━━━ Provided information ━━━

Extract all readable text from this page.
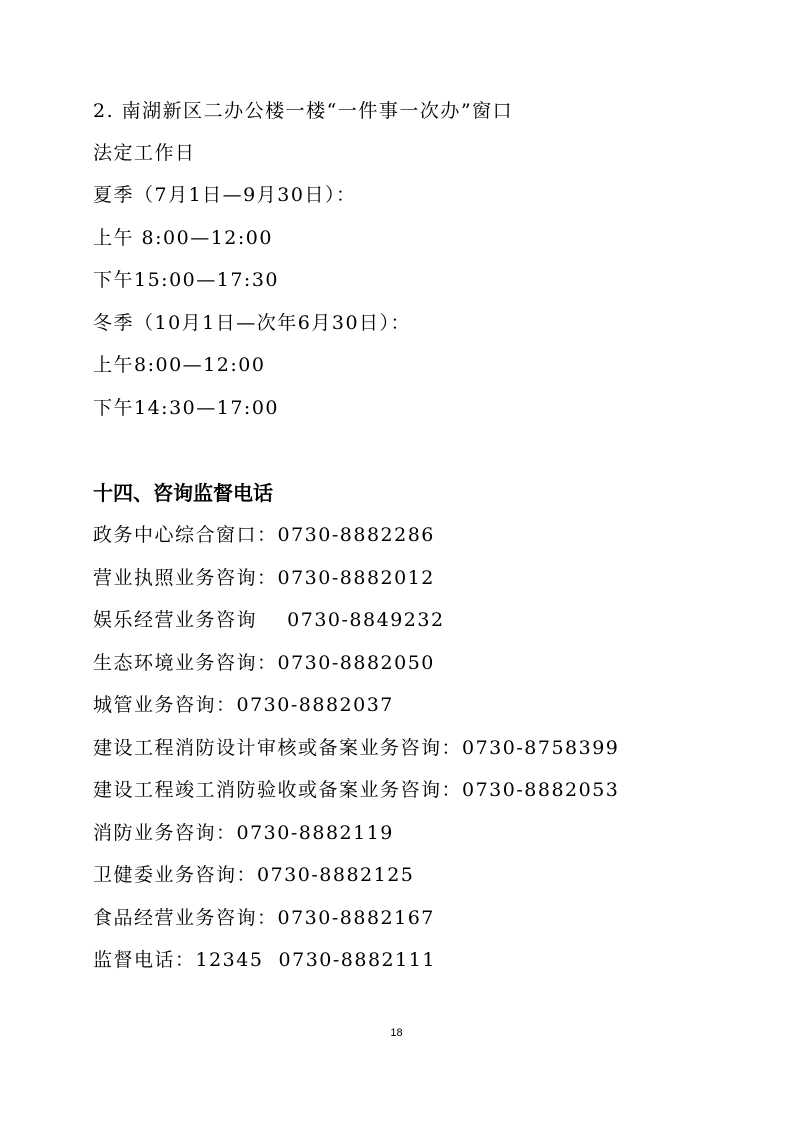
2. 南湖新区二办公楼一楼“一件事一次办”窗口
法定工作日
夏季（7月1日—9月30日）：
上午 8:00—12:00
下午15:00—17:30
冬季（10月1日—次年6月30日）：
上午8:00—12:00
下午14:30—17:00
十四、咨询监督电话
政务中心综合窗口：0730-8882286
营业执照业务咨询：0730-8882012
娱乐经营业务咨询    0730-8849232
生态环境业务咨询：0730-8882050
城管业务咨询：0730-8882037
建设工程消防设计审核或备案业务咨询：0730-8758399
建设工程竣工消防验收或备案业务咨询：0730-8882053
消防业务咨询：0730-8882119
卫健委业务咨询：0730-8882125
食品经营业务咨询：0730-8882167
监督电话：12345  0730-8882111
18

━━━

Given task =
Write out the material above once more, exactly as it reads, with no pictures.

Task response =
Extract all readable text from this page.
2. 南湖新区二办公楼一楼“一件事一次办”窗口
法定工作日
夏季（7月1日—9月30日）：
上午 8:00—12:00
下午15:00—17:30
冬季（10月1日—次年6月30日）：
上午8:00—12:00
下午14:30—17:00
十四、咨询监督电话
政务中心综合窗口：0730-8882286
营业执照业务咨询：0730-8882012
娱乐经营业务咨询    0730-8849232
生态环境业务咨询：0730-8882050
城管业务咨询：0730-8882037
建设工程消防设计审核或备案业务咨询：0730-8758399
建设工程竣工消防验收或备案业务咨询：0730-8882053
消防业务咨询：0730-8882119
卫健委业务咨询：0730-8882125
食品经营业务咨询：0730-8882167
监督电话：12345  0730-8882111
18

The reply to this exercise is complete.